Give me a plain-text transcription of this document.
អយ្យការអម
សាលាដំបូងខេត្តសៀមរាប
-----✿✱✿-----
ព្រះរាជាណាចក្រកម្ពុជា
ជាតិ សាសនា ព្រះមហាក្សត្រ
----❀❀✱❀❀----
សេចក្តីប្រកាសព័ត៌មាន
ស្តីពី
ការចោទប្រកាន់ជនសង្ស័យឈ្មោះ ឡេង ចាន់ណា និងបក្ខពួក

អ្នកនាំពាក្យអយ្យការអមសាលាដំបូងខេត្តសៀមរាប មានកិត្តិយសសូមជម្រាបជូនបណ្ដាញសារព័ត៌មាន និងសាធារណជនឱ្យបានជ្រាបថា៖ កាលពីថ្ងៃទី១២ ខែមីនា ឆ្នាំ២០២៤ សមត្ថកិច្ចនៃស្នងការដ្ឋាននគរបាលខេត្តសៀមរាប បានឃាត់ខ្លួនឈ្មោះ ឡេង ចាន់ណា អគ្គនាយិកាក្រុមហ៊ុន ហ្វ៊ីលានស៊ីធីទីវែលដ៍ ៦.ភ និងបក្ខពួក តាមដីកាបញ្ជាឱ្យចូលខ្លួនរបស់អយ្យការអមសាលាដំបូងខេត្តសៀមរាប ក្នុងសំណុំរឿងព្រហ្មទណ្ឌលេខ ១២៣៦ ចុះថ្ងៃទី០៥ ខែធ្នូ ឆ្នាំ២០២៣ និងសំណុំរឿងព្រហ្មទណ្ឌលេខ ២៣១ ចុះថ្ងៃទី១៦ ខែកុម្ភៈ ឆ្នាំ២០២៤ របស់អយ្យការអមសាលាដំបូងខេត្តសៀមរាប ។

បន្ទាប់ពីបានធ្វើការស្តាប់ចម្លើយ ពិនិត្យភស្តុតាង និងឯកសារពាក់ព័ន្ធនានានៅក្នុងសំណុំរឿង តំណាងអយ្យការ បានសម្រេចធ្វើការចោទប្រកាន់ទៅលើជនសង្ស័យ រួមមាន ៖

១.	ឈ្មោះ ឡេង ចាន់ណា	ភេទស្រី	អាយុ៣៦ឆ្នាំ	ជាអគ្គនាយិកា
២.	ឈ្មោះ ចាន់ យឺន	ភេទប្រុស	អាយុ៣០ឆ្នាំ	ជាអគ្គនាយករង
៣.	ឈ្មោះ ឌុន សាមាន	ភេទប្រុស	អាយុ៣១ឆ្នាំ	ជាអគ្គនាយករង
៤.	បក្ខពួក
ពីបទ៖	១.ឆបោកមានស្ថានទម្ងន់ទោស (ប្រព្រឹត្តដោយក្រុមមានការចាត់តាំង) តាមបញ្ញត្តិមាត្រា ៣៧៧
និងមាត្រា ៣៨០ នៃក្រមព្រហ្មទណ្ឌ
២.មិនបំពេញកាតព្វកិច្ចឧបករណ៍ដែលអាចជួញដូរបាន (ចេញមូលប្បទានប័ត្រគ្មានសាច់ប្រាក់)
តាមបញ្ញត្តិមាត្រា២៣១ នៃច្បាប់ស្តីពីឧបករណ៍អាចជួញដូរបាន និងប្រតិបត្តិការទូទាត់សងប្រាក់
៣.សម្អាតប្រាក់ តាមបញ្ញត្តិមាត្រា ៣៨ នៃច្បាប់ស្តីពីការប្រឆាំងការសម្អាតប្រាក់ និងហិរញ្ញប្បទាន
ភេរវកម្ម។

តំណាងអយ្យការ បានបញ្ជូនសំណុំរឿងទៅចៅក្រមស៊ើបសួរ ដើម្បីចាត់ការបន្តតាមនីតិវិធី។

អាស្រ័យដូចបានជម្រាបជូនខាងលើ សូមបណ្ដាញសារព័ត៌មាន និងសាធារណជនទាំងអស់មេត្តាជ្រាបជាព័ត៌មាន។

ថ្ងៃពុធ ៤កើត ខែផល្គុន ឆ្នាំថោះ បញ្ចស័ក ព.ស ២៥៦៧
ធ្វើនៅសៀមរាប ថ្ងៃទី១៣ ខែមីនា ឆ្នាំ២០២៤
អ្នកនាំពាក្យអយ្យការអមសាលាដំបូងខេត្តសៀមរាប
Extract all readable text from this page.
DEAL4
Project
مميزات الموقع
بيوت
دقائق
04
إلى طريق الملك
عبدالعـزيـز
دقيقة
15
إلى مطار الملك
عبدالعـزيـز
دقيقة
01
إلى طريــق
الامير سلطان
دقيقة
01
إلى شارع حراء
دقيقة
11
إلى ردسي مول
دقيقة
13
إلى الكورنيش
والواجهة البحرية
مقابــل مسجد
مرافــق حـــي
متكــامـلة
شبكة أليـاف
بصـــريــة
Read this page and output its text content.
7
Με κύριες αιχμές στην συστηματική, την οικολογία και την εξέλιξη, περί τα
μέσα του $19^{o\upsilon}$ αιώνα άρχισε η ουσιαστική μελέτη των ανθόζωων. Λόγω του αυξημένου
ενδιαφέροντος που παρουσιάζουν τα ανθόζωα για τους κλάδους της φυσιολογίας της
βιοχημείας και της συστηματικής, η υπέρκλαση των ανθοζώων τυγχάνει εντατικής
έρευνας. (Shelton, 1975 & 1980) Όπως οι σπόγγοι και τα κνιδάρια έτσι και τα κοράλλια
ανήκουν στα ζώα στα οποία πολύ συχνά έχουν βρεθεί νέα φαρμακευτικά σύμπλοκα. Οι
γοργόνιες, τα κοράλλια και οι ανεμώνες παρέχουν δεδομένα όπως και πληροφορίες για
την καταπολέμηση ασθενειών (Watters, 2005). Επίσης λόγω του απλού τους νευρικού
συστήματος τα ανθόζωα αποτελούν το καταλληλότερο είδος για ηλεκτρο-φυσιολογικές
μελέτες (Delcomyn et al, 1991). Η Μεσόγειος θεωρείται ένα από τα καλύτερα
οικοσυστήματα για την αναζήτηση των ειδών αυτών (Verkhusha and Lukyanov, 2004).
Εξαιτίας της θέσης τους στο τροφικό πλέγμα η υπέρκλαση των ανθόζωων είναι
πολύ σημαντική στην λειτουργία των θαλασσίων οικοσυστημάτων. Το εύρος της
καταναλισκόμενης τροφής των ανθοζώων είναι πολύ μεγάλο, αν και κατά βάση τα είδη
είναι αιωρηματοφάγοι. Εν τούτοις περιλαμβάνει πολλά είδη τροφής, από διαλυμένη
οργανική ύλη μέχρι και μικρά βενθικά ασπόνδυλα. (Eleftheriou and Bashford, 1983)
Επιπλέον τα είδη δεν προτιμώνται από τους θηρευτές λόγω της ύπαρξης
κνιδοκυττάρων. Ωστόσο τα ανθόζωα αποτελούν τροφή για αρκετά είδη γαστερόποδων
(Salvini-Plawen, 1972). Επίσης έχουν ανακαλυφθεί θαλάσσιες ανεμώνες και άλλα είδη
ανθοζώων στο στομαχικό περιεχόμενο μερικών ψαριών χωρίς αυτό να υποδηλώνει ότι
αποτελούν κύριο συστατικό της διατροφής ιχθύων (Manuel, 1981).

▬▬▬▬▬▬

Repeat every entry exactly, please.

> Problem solution:
Give me a plain-text transcription of this document.
អយ្យការអម
សាលាដំបូងខេត្តសៀមរាប
-----✿✱✿-----
ព្រះរាជាណាចក្រកម្ពុជា
ជាតិ សាសនា ព្រះមហាក្សត្រ
----❀❀✱❀❀----
សេចក្តីប្រកាសព័ត៌មាន
ស្តីពី
ការចោទប្រកាន់ជនសង្ស័យឈ្មោះ ឡេង ចាន់ណា និងបក្ខពួក

អ្នកនាំពាក្យអយ្យការអមសាលាដំបូងខេត្តសៀមរាប មានកិត្តិយសសូមជម្រាបជូនបណ្ដាញសារព័ត៌មាន និងសាធារណជនឱ្យបានជ្រាបថា៖ កាលពីថ្ងៃទី១២ ខែមីនា ឆ្នាំ២០២៤ សមត្ថកិច្ចនៃស្នងការដ្ឋាននគរបាលខេត្តសៀមរាប បានឃាត់ខ្លួនឈ្មោះ ឡេង ចាន់ណា អគ្គនាយិកាក្រុមហ៊ុន ហ្វ៊ីលានស៊ីធីទីវែលដ៍ ៦.ភ និងបក្ខពួក តាមដីកាបញ្ជាឱ្យចូលខ្លួនរបស់អយ្យការអមសាលាដំបូងខេត្តសៀមរាប ក្នុងសំណុំរឿងព្រហ្មទណ្ឌលេខ ១២៣៦ ចុះថ្ងៃទី០៥ ខែធ្នូ ឆ្នាំ២០២៣ និងសំណុំរឿងព្រហ្មទណ្ឌលេខ ២៣១ ចុះថ្ងៃទី១៦ ខែកុម្ភៈ ឆ្នាំ២០២៤ របស់អយ្យការអមសាលាដំបូងខេត្តសៀមរាប ។

បន្ទាប់ពីបានធ្វើការស្តាប់ចម្លើយ ពិនិត្យភស្តុតាង និងឯកសារពាក់ព័ន្ធនានានៅក្នុងសំណុំរឿង តំណាងអយ្យការ បានសម្រេចធ្វើការចោទប្រកាន់ទៅលើជនសង្ស័យ រួមមាន ៖

១.	ឈ្មោះ ឡេង ចាន់ណា	ភេទស្រី	អាយុ៣៦ឆ្នាំ	ជាអគ្គនាយិកា
២.	ឈ្មោះ ចាន់ យឺន	ភេទប្រុស	អាយុ៣០ឆ្នាំ	ជាអគ្គនាយករង
៣.	ឈ្មោះ ឌុន សាមាន	ភេទប្រុស	អាយុ៣១ឆ្នាំ	ជាអគ្គនាយករង
៤.	បក្ខពួក
ពីបទ៖	១.ឆបោកមានស្ថានទម្ងន់ទោស (ប្រព្រឹត្តដោយក្រុមមានការចាត់តាំង) តាមបញ្ញត្តិមាត្រា ៣៧៧
និងមាត្រា ៣៨០ នៃក្រមព្រហ្មទណ្ឌ
២.មិនបំពេញកាតព្វកិច្ចឧបករណ៍ដែលអាចជួញដូរបាន (ចេញមូលប្បទានប័ត្រគ្មានសាច់ប្រាក់)
តាមបញ្ញត្តិមាត្រា២៣១ នៃច្បាប់ស្តីពីឧបករណ៍អាចជួញដូរបាន និងប្រតិបត្តិការទូទាត់សងប្រាក់
៣.សម្អាតប្រាក់ តាមបញ្ញត្តិមាត្រា ៣៨ នៃច្បាប់ស្តីពីការប្រឆាំងការសម្អាតប្រាក់ និងហិរញ្ញប្បទាន
ភេរវកម្ម។

តំណាងអយ្យការ បានបញ្ជូនសំណុំរឿងទៅចៅក្រមស៊ើបសួរ ដើម្បីចាត់ការបន្តតាមនីតិវិធី។

អាស្រ័យដូចបានជម្រាបជូនខាងលើ សូមបណ្ដាញសារព័ត៌មាន និងសាធារណជនទាំងអស់មេត្តាជ្រាបជាព័ត៌មាន។

ថ្ងៃពុធ ៤កើត ខែផល្គុន ឆ្នាំថោះ បញ្ចស័ក ព.ស ២៥៦៧
ធ្វើនៅសៀមរាប ថ្ងៃទី១៣ ខែមីនា ឆ្នាំ២០២៤
អ្នកនាំពាក្យអយ្យការអមសាលាដំបូងខេត្តសៀមរាប
Extract all readable text from this page.
DEAL4
Project
مميزات الموقع
بيوت
دقائق
04
إلى طريق الملك
عبدالعـزيـز
دقيقة
15
إلى مطار الملك
عبدالعـزيـز
دقيقة
01
إلى طريــق
الامير سلطان
دقيقة
01
إلى شارع حراء
دقيقة
11
إلى ردسي مول
دقيقة
13
إلى الكورنيش
والواجهة البحرية
مقابــل مسجد
مرافــق حـــي
متكــامـلة
شبكة أليـاف
بصـــريــة
Read this page and output its text content.
7
Με κύριες αιχμές στην συστηματική, την οικολογία και την εξέλιξη, περί τα
μέσα του $19^{o\upsilon}$ αιώνα άρχισε η ουσιαστική μελέτη των ανθόζωων. Λόγω του αυξημένου
ενδιαφέροντος που παρουσιάζουν τα ανθόζωα για τους κλάδους της φυσιολογίας της
βιοχημείας και της συστηματικής, η υπέρκλαση των ανθοζώων τυγχάνει εντατικής
έρευνας. (Shelton, 1975 & 1980) Όπως οι σπόγγοι και τα κνιδάρια έτσι και τα κοράλλια
ανήκουν στα ζώα στα οποία πολύ συχνά έχουν βρεθεί νέα φαρμακευτικά σύμπλοκα. Οι
γοργόνιες, τα κοράλλια και οι ανεμώνες παρέχουν δεδομένα όπως και πληροφορίες για
την καταπολέμηση ασθενειών (Watters, 2005). Επίσης λόγω του απλού τους νευρικού
συστήματος τα ανθόζωα αποτελούν το καταλληλότερο είδος για ηλεκτρο-φυσιολογικές
μελέτες (Delcomyn et al, 1991). Η Μεσόγειος θεωρείται ένα από τα καλύτερα
οικοσυστήματα για την αναζήτηση των ειδών αυτών (Verkhusha and Lukyanov, 2004).
Εξαιτίας της θέσης τους στο τροφικό πλέγμα η υπέρκλαση των ανθόζωων είναι
πολύ σημαντική στην λειτουργία των θαλασσίων οικοσυστημάτων. Το εύρος της
καταναλισκόμενης τροφής των ανθοζώων είναι πολύ μεγάλο, αν και κατά βάση τα είδη
είναι αιωρηματοφάγοι. Εν τούτοις περιλαμβάνει πολλά είδη τροφής, από διαλυμένη
οργανική ύλη μέχρι και μικρά βενθικά ασπόνδυλα. (Eleftheriou and Bashford, 1983)
Επιπλέον τα είδη δεν προτιμώνται από τους θηρευτές λόγω της ύπαρξης
κνιδοκυττάρων. Ωστόσο τα ανθόζωα αποτελούν τροφή για αρκετά είδη γαστερόποδων
(Salvini-Plawen, 1972). Επίσης έχουν ανακαλυφθεί θαλάσσιες ανεμώνες και άλλα είδη
ανθοζώων στο στομαχικό περιεχόμενο μερικών ψαριών χωρίς αυτό να υποδηλώνει ότι
αποτελούν κύριο συστατικό της διατροφής ιχθύων (Manuel, 1981).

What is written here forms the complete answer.